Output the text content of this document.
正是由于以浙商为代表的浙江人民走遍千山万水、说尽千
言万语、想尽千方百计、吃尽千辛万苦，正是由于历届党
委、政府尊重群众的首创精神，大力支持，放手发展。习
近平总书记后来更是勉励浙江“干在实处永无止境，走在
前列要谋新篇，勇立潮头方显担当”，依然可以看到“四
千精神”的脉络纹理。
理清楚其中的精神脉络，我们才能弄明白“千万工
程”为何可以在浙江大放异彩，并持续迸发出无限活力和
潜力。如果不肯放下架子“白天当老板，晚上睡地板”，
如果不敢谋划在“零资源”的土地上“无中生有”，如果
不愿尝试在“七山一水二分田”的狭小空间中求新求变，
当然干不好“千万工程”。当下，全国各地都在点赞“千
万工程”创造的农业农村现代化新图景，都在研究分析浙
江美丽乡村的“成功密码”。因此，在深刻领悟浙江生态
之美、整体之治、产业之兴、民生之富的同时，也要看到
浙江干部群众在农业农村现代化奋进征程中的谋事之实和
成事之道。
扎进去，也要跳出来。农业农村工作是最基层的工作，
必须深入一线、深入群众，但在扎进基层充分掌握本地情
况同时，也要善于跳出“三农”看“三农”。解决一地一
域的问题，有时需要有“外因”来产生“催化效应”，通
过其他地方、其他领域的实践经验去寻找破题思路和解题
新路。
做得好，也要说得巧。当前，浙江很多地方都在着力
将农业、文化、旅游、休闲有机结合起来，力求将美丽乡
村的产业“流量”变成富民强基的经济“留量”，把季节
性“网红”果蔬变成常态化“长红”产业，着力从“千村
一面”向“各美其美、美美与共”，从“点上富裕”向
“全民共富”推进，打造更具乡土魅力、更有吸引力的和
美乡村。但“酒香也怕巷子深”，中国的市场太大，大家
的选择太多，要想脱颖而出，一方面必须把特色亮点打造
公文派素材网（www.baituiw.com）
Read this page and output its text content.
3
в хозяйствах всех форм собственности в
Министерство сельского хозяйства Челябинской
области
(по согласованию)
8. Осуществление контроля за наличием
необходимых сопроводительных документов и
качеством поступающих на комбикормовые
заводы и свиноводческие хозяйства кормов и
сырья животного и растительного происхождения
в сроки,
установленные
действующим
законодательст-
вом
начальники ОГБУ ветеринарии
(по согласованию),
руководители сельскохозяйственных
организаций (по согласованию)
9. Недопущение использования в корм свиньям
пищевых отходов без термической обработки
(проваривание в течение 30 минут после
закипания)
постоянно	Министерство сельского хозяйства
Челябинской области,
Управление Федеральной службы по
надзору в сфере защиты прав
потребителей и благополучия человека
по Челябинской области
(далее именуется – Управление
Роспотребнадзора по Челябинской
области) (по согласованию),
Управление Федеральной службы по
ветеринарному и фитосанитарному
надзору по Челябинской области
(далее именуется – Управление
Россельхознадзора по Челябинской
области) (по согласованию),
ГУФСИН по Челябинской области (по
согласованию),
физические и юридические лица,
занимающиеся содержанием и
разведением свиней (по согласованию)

──────────

(Job) The records above should be restated word for word, please.

(The result)
Output the text content of this document.
正是由于以浙商为代表的浙江人民走遍千山万水、说尽千
言万语、想尽千方百计、吃尽千辛万苦，正是由于历届党
委、政府尊重群众的首创精神，大力支持，放手发展。习
近平总书记后来更是勉励浙江“干在实处永无止境，走在
前列要谋新篇，勇立潮头方显担当”，依然可以看到“四
千精神”的脉络纹理。
理清楚其中的精神脉络，我们才能弄明白“千万工
程”为何可以在浙江大放异彩，并持续迸发出无限活力和
潜力。如果不肯放下架子“白天当老板，晚上睡地板”，
如果不敢谋划在“零资源”的土地上“无中生有”，如果
不愿尝试在“七山一水二分田”的狭小空间中求新求变，
当然干不好“千万工程”。当下，全国各地都在点赞“千
万工程”创造的农业农村现代化新图景，都在研究分析浙
江美丽乡村的“成功密码”。因此，在深刻领悟浙江生态
之美、整体之治、产业之兴、民生之富的同时，也要看到
浙江干部群众在农业农村现代化奋进征程中的谋事之实和
成事之道。
扎进去，也要跳出来。农业农村工作是最基层的工作，
必须深入一线、深入群众，但在扎进基层充分掌握本地情
况同时，也要善于跳出“三农”看“三农”。解决一地一
域的问题，有时需要有“外因”来产生“催化效应”，通
过其他地方、其他领域的实践经验去寻找破题思路和解题
新路。
做得好，也要说得巧。当前，浙江很多地方都在着力
将农业、文化、旅游、休闲有机结合起来，力求将美丽乡
村的产业“流量”变成富民强基的经济“留量”，把季节
性“网红”果蔬变成常态化“长红”产业，着力从“千村
一面”向“各美其美、美美与共”，从“点上富裕”向
“全民共富”推进，打造更具乡土魅力、更有吸引力的和
美乡村。但“酒香也怕巷子深”，中国的市场太大，大家
的选择太多，要想脱颖而出，一方面必须把特色亮点打造
公文派素材网（www.baituiw.com）
Read this page and output its text content.
3
в хозяйствах всех форм собственности в
Министерство сельского хозяйства Челябинской
области
(по согласованию)
8. Осуществление контроля за наличием
необходимых сопроводительных документов и
качеством поступающих на комбикормовые
заводы и свиноводческие хозяйства кормов и
сырья животного и растительного происхождения
в сроки,
установленные
действующим
законодательст-
вом
начальники ОГБУ ветеринарии
(по согласованию),
руководители сельскохозяйственных
организаций (по согласованию)
9. Недопущение использования в корм свиньям
пищевых отходов без термической обработки
(проваривание в течение 30 минут после
закипания)
постоянно	Министерство сельского хозяйства
Челябинской области,
Управление Федеральной службы по
надзору в сфере защиты прав
потребителей и благополучия человека
по Челябинской области
(далее именуется – Управление
Роспотребнадзора по Челябинской
области) (по согласованию),
Управление Федеральной службы по
ветеринарному и фитосанитарному
надзору по Челябинской области
(далее именуется – Управление
Россельхознадзора по Челябинской
области) (по согласованию),
ГУФСИН по Челябинской области (по
согласованию),
физические и юридические лица,
занимающиеся содержанием и
разведением свиней (по согласованию)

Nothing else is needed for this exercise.